start
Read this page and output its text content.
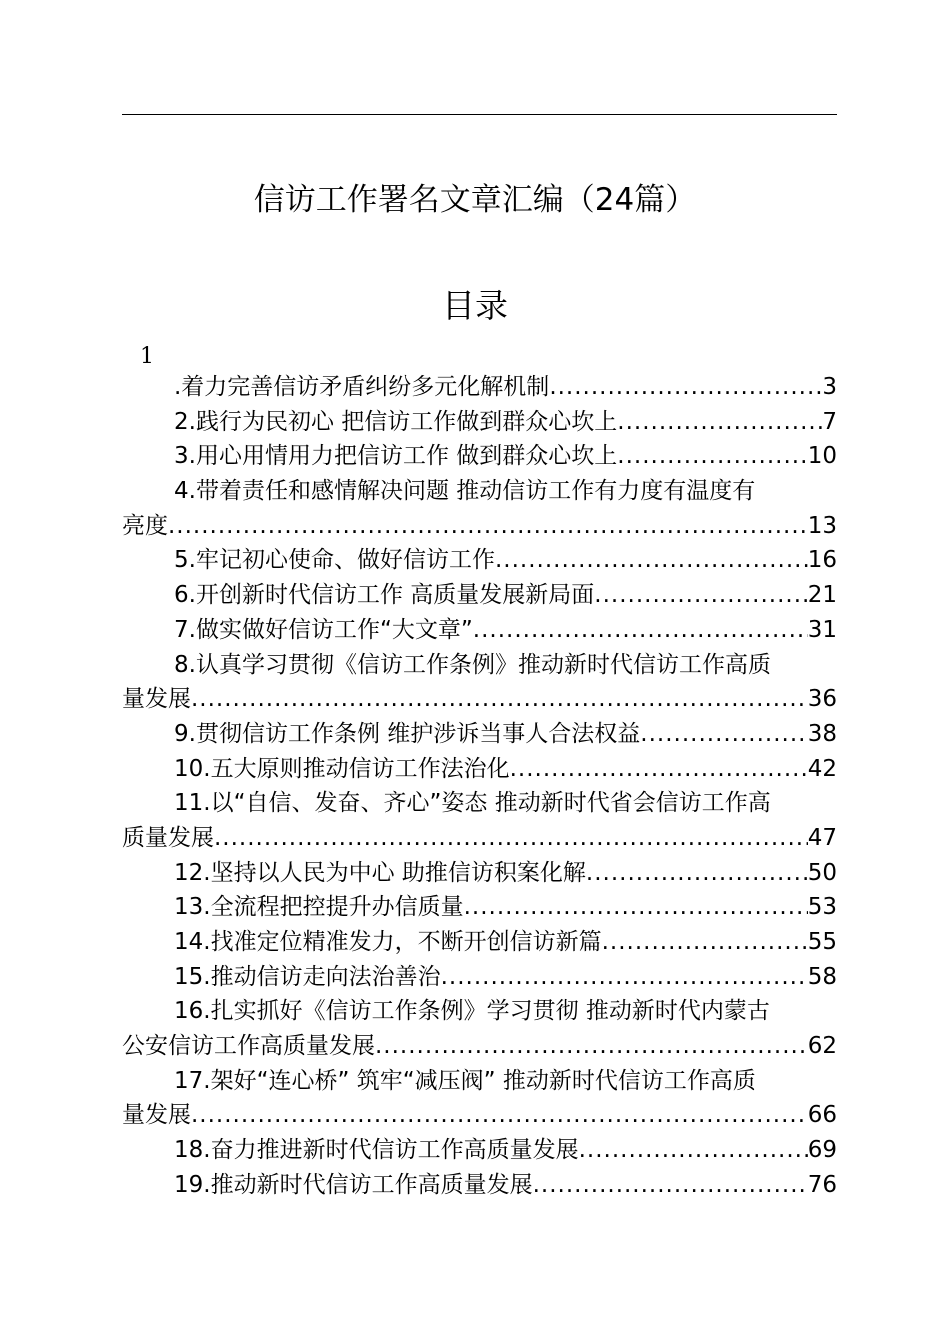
信访工作署名文章汇编（24篇）
目录
1
.着力完善信访矛盾纠纷多元化解机制 .....	3
2.践行为民初心 把信访工作做到群众心坎上 .....	7
3.用心用情用力把信访工作 做到群众心坎上 .....	10
4.带着责任和感情解决问题 推动信访工作有力度有温度有
亮度 .....	13
5.牢记初心使命、做好信访工作 .....	16
6.开创新时代信访工作 高质量发展新局面 .....	21
7.做实做好信访工作“大文章” .....	31
8.认真学习贯彻《信访工作条例》推动新时代信访工作高质
量发展 .....	36
9.贯彻信访工作条例 维护涉诉当事人合法权益 .....	38
10.五大原则推动信访工作法治化 .....	42
11.以“自信、发奋、齐心”姿态 推动新时代省会信访工作高
质量发展 .....	47
12.坚持以人民为中心 助推信访积案化解 .....	50
13.全流程把控提升办信质量 .....	53
14.找准定位精准发力，不断开创信访新篇 .....	55
15.推动信访走向法治善治 .....	58
16.扎实抓好《信访工作条例》学习贯彻 推动新时代内蒙古
公安信访工作高质量发展 .....	62
17.架好“连心桥” 筑牢“减压阀” 推动新时代信访工作高质
量发展 .....	66
18.奋力推进新时代信访工作高质量发展 .....	69
19.推动新时代信访工作高质量发展 .....	76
end
» **What this task involves**:
Print all of the records shown above exactly, leaving out each picture.

» **Worked solution**:
Read this page and output its text content.
信访工作署名文章汇编（24篇）
目录
1
.着力完善信访矛盾纠纷多元化解机制 .....	3
2.践行为民初心 把信访工作做到群众心坎上 .....	7
3.用心用情用力把信访工作 做到群众心坎上 .....	10
4.带着责任和感情解决问题 推动信访工作有力度有温度有
亮度 .....	13
5.牢记初心使命、做好信访工作 .....	16
6.开创新时代信访工作 高质量发展新局面 .....	21
7.做实做好信访工作“大文章” .....	31
8.认真学习贯彻《信访工作条例》推动新时代信访工作高质
量发展 .....	36
9.贯彻信访工作条例 维护涉诉当事人合法权益 .....	38
10.五大原则推动信访工作法治化 .....	42
11.以“自信、发奋、齐心”姿态 推动新时代省会信访工作高
质量发展 .....	47
12.坚持以人民为中心 助推信访积案化解 .....	50
13.全流程把控提升办信质量 .....	53
14.找准定位精准发力，不断开创信访新篇 .....	55
15.推动信访走向法治善治 .....	58
16.扎实抓好《信访工作条例》学习贯彻 推动新时代内蒙古
公安信访工作高质量发展 .....	62
17.架好“连心桥” 筑牢“减压阀” 推动新时代信访工作高质
量发展 .....	66
18.奋力推进新时代信访工作高质量发展 .....	69
19.推动新时代信访工作高质量发展 .....	76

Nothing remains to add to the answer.